What you will do: Count the lines that include the string "nhuận", and give only that number.

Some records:
**********

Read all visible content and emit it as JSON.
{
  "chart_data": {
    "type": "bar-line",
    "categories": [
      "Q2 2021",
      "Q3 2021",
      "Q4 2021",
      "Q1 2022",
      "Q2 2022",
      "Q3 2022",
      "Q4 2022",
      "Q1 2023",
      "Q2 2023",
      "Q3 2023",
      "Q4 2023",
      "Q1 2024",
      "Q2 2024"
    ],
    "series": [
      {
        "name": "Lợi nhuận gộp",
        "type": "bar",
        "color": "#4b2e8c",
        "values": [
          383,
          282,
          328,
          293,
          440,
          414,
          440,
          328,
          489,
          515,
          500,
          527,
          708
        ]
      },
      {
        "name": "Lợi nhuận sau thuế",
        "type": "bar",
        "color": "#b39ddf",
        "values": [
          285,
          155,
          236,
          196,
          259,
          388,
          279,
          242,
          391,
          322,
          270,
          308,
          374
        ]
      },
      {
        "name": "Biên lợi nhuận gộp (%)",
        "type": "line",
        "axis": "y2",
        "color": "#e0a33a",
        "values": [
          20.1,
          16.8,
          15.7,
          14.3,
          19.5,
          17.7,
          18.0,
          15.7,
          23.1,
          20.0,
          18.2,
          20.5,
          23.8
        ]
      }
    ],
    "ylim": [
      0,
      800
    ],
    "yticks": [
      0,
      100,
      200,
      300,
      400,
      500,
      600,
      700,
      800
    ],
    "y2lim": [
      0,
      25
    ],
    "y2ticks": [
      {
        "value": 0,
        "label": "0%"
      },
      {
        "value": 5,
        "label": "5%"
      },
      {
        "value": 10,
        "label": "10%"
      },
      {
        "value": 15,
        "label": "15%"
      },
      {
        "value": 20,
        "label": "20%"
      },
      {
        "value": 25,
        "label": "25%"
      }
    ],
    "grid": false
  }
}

**********

Response to the task: 3